**Given task:** Retype all the entries word for word, but omit the pictures.

**Records for this exercise:**
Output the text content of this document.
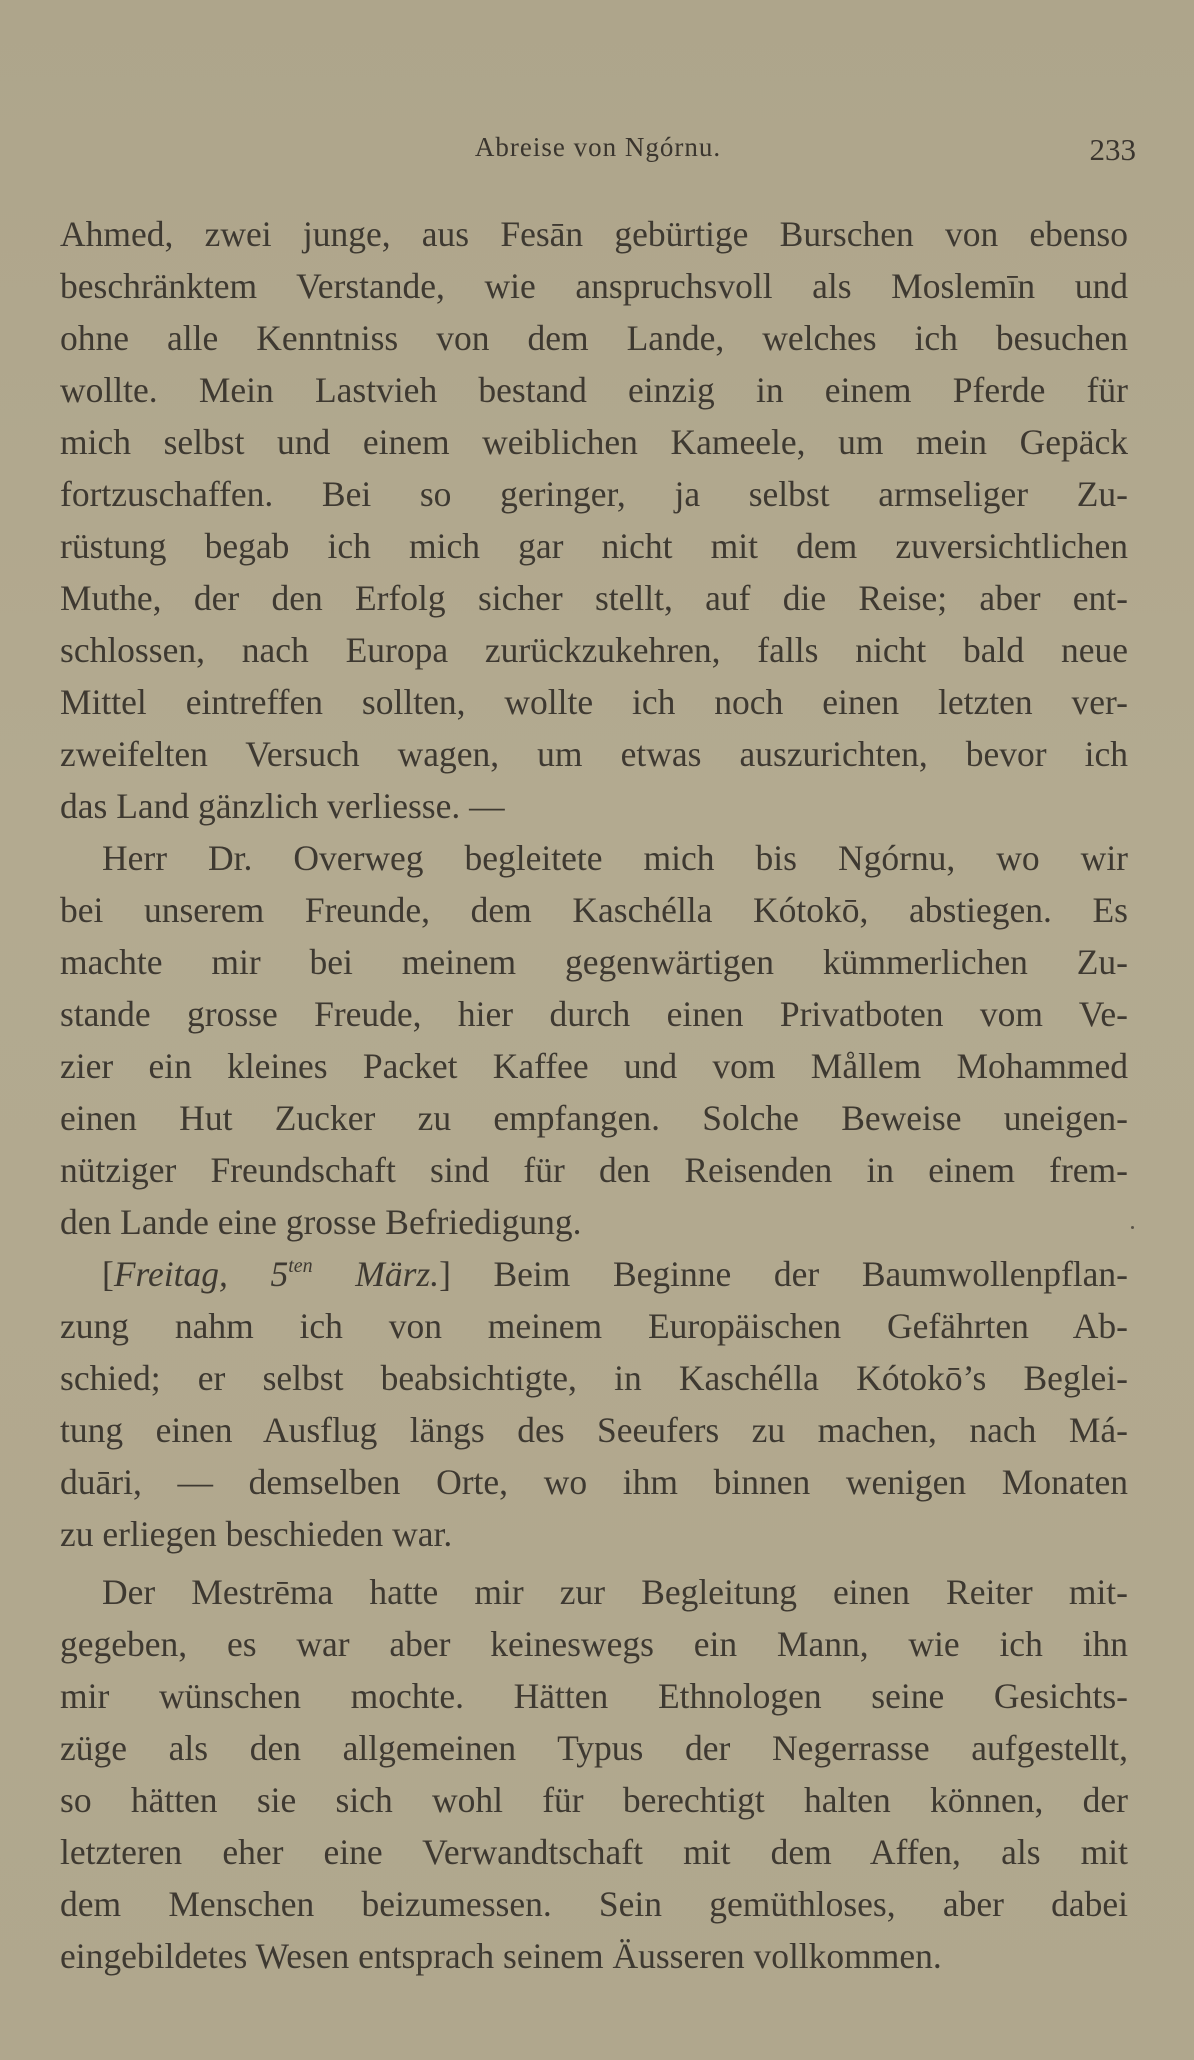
Abreise von Ngórnu.	233
Ahmed, zwei junge, aus Fesān gebürtige Burschen von ebenso
beschränktem Verstande, wie anspruchsvoll als Moslemīn und
ohne alle Kenntniss von dem Lande, welches ich besuchen
wollte. Mein Lastvieh bestand einzig in einem Pferde für
mich selbst und einem weiblichen Kameele, um mein Gepäck
fortzuschaffen. Bei so geringer, ja selbst armseliger Zu-
rüstung begab ich mich gar nicht mit dem zuversichtlichen
Muthe, der den Erfolg sicher stellt, auf die Reise; aber ent-
schlossen, nach Europa zurückzukehren, falls nicht bald neue
Mittel eintreffen sollten, wollte ich noch einen letzten ver-
zweifelten Versuch wagen, um etwas auszurichten, bevor ich
das Land gänzlich verliesse. —
Herr Dr. Overweg begleitete mich bis Ngórnu, wo wir
bei unserem Freunde, dem Kaschélla Kótokō, abstiegen. Es
machte mir bei meinem gegenwärtigen kümmerlichen Zu-
stande grosse Freude, hier durch einen Privatboten vom Ve-
zier ein kleines Packet Kaffee und vom Mållem Mohammed
einen Hut Zucker zu empfangen. Solche Beweise uneigen-
nütziger Freundschaft sind für den Reisenden in einem frem-
den Lande eine grosse Befriedigung.
[Freitag, $5^{ten}$ März.] Beim Beginne der Baumwollenpflan-
zung nahm ich von meinem Europäischen Gefährten Ab-
schied; er selbst beabsichtigte, in Kaschélla Kótokō’s Beglei-
tung einen Ausflug längs des Seeufers zu machen, nach Má-
duāri, — demselben Orte, wo ihm binnen wenigen Monaten
zu erliegen beschieden war.
Der Mestrēma hatte mir zur Begleitung einen Reiter mit-
gegeben, es war aber keineswegs ein Mann, wie ich ihn
mir wünschen mochte. Hätten Ethnologen seine Gesichts-
züge als den allgemeinen Typus der Negerrasse aufgestellt,
so hätten sie sich wohl für berechtigt halten können, der
letzteren eher eine Verwandtschaft mit dem Affen, als mit
dem Menschen beizumessen. Sein gemüthloses, aber dabei
eingebildetes Wesen entsprach seinem Äusseren vollkommen.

**Result of the task:**
Output the text content of this document.
Abreise von Ngórnu.	233
Ahmed, zwei junge, aus Fesān gebürtige Burschen von ebenso
beschränktem Verstande, wie anspruchsvoll als Moslemīn und
ohne alle Kenntniss von dem Lande, welches ich besuchen
wollte. Mein Lastvieh bestand einzig in einem Pferde für
mich selbst und einem weiblichen Kameele, um mein Gepäck
fortzuschaffen. Bei so geringer, ja selbst armseliger Zu-
rüstung begab ich mich gar nicht mit dem zuversichtlichen
Muthe, der den Erfolg sicher stellt, auf die Reise; aber ent-
schlossen, nach Europa zurückzukehren, falls nicht bald neue
Mittel eintreffen sollten, wollte ich noch einen letzten ver-
zweifelten Versuch wagen, um etwas auszurichten, bevor ich
das Land gänzlich verliesse. —
Herr Dr. Overweg begleitete mich bis Ngórnu, wo wir
bei unserem Freunde, dem Kaschélla Kótokō, abstiegen. Es
machte mir bei meinem gegenwärtigen kümmerlichen Zu-
stande grosse Freude, hier durch einen Privatboten vom Ve-
zier ein kleines Packet Kaffee und vom Mållem Mohammed
einen Hut Zucker zu empfangen. Solche Beweise uneigen-
nütziger Freundschaft sind für den Reisenden in einem frem-
den Lande eine grosse Befriedigung.
[Freitag, $5^{ten}$ März.] Beim Beginne der Baumwollenpflan-
zung nahm ich von meinem Europäischen Gefährten Ab-
schied; er selbst beabsichtigte, in Kaschélla Kótokō’s Beglei-
tung einen Ausflug längs des Seeufers zu machen, nach Má-
duāri, — demselben Orte, wo ihm binnen wenigen Monaten
zu erliegen beschieden war.
Der Mestrēma hatte mir zur Begleitung einen Reiter mit-
gegeben, es war aber keineswegs ein Mann, wie ich ihn
mir wünschen mochte. Hätten Ethnologen seine Gesichts-
züge als den allgemeinen Typus der Negerrasse aufgestellt,
so hätten sie sich wohl für berechtigt halten können, der
letzteren eher eine Verwandtschaft mit dem Affen, als mit
dem Menschen beizumessen. Sein gemüthloses, aber dabei
eingebildetes Wesen entsprach seinem Äusseren vollkommen.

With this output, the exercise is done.